### AIM OF THE EXERCISE:
In your copy, include every line of the listing below exactly but none of the pictures.

### MATERIAL SHOWN:

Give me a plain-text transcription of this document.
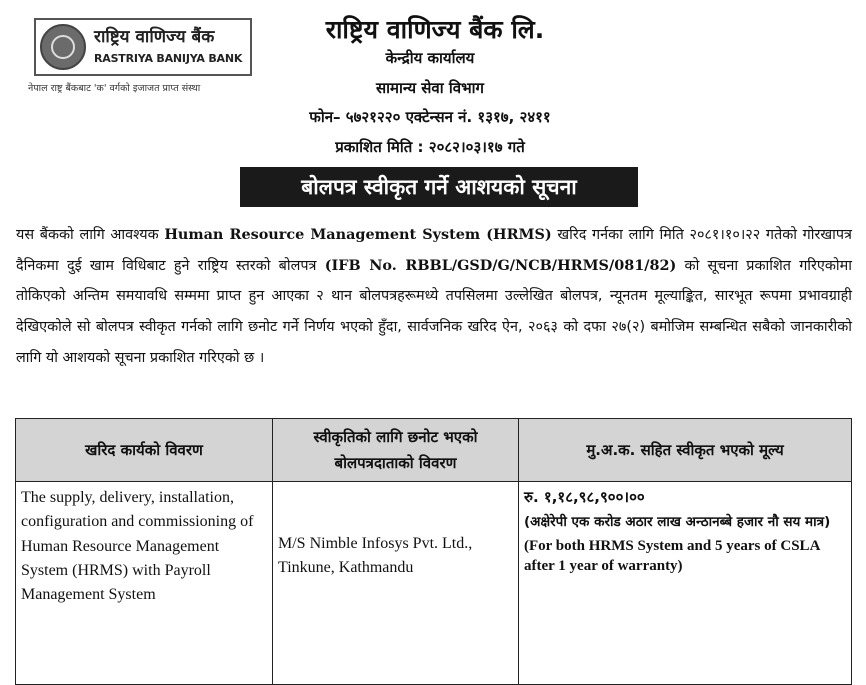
राष्ट्रिय वाणिज्य बैंक
RASTRIYA BANIJYA BANK
नेपाल राष्ट्र बैंकबाट 'क' वर्गको इजाजत प्राप्त संस्था
राष्ट्रिय वाणिज्य बैंक लि.
केन्द्रीय कार्यालय
सामान्य सेवा विभाग
फोन– ५७२१२२० एक्टेन्सन नं. १३१७, २४११
प्रकाशित मिति : २०८२।०३।१७ गते
बोलपत्र स्वीकृत गर्ने आशयको सूचना
यस बैंकको लागि आवश्यक Human Resource Management System (HRMS) खरिद गर्नका लागि मिति २०८१।१०।२२ गतेको गोरखापत्र दैनिकमा दुई खाम विधिबाट हुने राष्ट्रिय स्तरको बोलपत्र (IFB No. RBBL/GSD/G/NCB/HRMS/081/82) को सूचना प्रकाशित गरिएकोमा तोकिएको अन्तिम समयावधि सम्ममा प्राप्त हुन आएका २ थान बोलपत्रहरूमध्ये तपसिलमा उल्लेखित बोलपत्र, न्यूनतम मूल्याङ्कित, सारभूत रूपमा प्रभावग्राही देखिएकोले सो बोलपत्र स्वीकृत गर्नको लागि छनोट गर्ने निर्णय भएको हुँदा, सार्वजनिक खरिद ऐन, २०६३ को दफा २७(२) बमोजिम सम्बन्धित सबैको जानकारीको लागि यो आशयको सूचना प्रकाशित गरिएको छ ।
खरिद कार्यको विवरण	स्वीकृतिको लागि छनोट भएको बोलपत्रदाताको विवरण	मु.अ.क. सहित स्वीकृत भएको मूल्य
The supply, delivery, installation, configuration and commissioning of Human Resource Management System (HRMS) with Payroll Management System	M/S Nimble Infosys Pvt. Ltd., Tinkune, Kathmandu	रु. १,१८,९८,९००।००
(अक्षेरेपी एक करोड अठार लाख अन्ठानब्बे हजार नौ सय मात्र)
(For both HRMS System and 5 years of CSLA after 1 year of warranty)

### RESPONSE TO THE EXERCISE:
Give me a plain-text transcription of this document.
राष्ट्रिय वाणिज्य बैंक
RASTRIYA BANIJYA BANK
नेपाल राष्ट्र बैंकबाट 'क' वर्गको इजाजत प्राप्त संस्था
राष्ट्रिय वाणिज्य बैंक लि.
केन्द्रीय कार्यालय
सामान्य सेवा विभाग
फोन– ५७२१२२० एक्टेन्सन नं. १३१७, २४११
प्रकाशित मिति : २०८२।०३।१७ गते
बोलपत्र स्वीकृत गर्ने आशयको सूचना
यस बैंकको लागि आवश्यक Human Resource Management System (HRMS) खरिद गर्नका लागि मिति २०८१।१०।२२ गतेको गोरखापत्र दैनिकमा दुई खाम विधिबाट हुने राष्ट्रिय स्तरको बोलपत्र (IFB No. RBBL/GSD/G/NCB/HRMS/081/82) को सूचना प्रकाशित गरिएकोमा तोकिएको अन्तिम समयावधि सम्ममा प्राप्त हुन आएका २ थान बोलपत्रहरूमध्ये तपसिलमा उल्लेखित बोलपत्र, न्यूनतम मूल्याङ्कित, सारभूत रूपमा प्रभावग्राही देखिएकोले सो बोलपत्र स्वीकृत गर्नको लागि छनोट गर्ने निर्णय भएको हुँदा, सार्वजनिक खरिद ऐन, २०६३ को दफा २७(२) बमोजिम सम्बन्धित सबैको जानकारीको लागि यो आशयको सूचना प्रकाशित गरिएको छ ।
खरिद कार्यको विवरण	स्वीकृतिको लागि छनोट भएको बोलपत्रदाताको विवरण	मु.अ.क. सहित स्वीकृत भएको मूल्य
The supply, delivery, installation, configuration and commissioning of Human Resource Management System (HRMS) with Payroll Management System	M/S Nimble Infosys Pvt. Ltd., Tinkune, Kathmandu	रु. १,१८,९८,९००।००
(अक्षेरेपी एक करोड अठार लाख अन्ठानब्बे हजार नौ सय मात्र)
(For both HRMS System and 5 years of CSLA after 1 year of warranty)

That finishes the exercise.